▶ INSTRUCTIONS FOR THE TASK
Go through the records and copy each line where the word "equipment" occurs.

▶ INFORMATION GIVEN
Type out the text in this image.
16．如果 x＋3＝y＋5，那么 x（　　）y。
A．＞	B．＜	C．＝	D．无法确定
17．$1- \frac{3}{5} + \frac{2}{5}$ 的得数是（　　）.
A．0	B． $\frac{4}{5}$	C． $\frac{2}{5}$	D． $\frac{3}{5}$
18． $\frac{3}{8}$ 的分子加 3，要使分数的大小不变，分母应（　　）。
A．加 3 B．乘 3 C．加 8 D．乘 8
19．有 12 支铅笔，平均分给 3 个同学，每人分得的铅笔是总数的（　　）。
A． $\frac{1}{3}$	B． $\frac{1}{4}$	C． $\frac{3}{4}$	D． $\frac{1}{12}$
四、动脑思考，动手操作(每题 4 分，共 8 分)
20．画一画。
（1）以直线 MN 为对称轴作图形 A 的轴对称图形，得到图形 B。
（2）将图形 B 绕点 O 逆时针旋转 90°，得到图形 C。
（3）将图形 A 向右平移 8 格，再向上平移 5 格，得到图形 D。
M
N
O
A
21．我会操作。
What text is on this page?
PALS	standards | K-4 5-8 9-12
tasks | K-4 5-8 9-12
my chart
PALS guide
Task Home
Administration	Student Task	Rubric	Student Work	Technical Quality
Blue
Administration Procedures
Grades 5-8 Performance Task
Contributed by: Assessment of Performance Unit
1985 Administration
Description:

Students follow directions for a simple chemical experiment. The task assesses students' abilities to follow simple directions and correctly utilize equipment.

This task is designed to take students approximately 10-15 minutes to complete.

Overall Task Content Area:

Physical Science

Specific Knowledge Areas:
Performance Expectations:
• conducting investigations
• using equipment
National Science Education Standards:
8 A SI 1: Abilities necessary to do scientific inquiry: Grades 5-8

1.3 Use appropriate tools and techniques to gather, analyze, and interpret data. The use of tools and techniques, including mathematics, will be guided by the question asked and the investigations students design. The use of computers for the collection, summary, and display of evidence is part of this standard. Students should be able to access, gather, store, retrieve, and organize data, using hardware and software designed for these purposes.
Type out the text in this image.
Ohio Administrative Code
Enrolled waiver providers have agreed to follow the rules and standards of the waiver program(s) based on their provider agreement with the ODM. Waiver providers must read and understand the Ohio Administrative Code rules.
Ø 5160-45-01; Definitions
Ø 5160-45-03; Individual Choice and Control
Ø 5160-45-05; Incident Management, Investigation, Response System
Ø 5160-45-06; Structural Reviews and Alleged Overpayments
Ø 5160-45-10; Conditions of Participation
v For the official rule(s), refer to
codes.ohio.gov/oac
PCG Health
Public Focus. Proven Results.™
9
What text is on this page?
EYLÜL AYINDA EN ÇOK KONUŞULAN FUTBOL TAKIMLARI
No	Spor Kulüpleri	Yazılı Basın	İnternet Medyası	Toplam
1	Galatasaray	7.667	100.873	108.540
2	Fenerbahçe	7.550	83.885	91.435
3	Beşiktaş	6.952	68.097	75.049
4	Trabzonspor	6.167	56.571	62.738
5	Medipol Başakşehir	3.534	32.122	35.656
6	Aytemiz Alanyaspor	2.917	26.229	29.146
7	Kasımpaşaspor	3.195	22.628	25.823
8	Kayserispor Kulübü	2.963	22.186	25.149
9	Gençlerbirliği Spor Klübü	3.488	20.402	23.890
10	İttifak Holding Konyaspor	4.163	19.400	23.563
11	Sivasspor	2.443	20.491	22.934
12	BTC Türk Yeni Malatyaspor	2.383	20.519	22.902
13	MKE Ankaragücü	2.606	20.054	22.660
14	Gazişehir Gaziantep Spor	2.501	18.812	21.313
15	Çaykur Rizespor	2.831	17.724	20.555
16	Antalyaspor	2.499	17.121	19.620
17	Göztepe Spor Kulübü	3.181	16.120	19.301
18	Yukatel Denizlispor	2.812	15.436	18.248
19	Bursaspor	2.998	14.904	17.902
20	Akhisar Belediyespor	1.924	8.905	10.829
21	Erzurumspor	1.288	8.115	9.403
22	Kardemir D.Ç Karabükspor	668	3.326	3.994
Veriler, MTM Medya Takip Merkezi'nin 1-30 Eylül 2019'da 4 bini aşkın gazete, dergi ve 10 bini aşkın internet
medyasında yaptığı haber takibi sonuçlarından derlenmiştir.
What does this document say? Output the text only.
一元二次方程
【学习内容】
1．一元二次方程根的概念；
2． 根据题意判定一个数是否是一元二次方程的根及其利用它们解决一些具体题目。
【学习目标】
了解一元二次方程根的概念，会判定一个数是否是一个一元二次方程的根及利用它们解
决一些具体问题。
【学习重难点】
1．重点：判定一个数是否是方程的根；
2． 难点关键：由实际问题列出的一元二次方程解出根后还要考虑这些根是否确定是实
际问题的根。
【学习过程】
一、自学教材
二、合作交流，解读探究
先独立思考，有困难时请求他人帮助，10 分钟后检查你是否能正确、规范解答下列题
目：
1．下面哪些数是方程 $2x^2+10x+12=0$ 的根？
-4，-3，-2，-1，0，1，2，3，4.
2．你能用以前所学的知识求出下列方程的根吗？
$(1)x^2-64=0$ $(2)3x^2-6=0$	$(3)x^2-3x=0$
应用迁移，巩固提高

▶ TASK ANSWER
Students follow directions for a simple chemical experiment. The task assesses students' abilities to follow simple directions and correctly utilize equipment.
• using equipment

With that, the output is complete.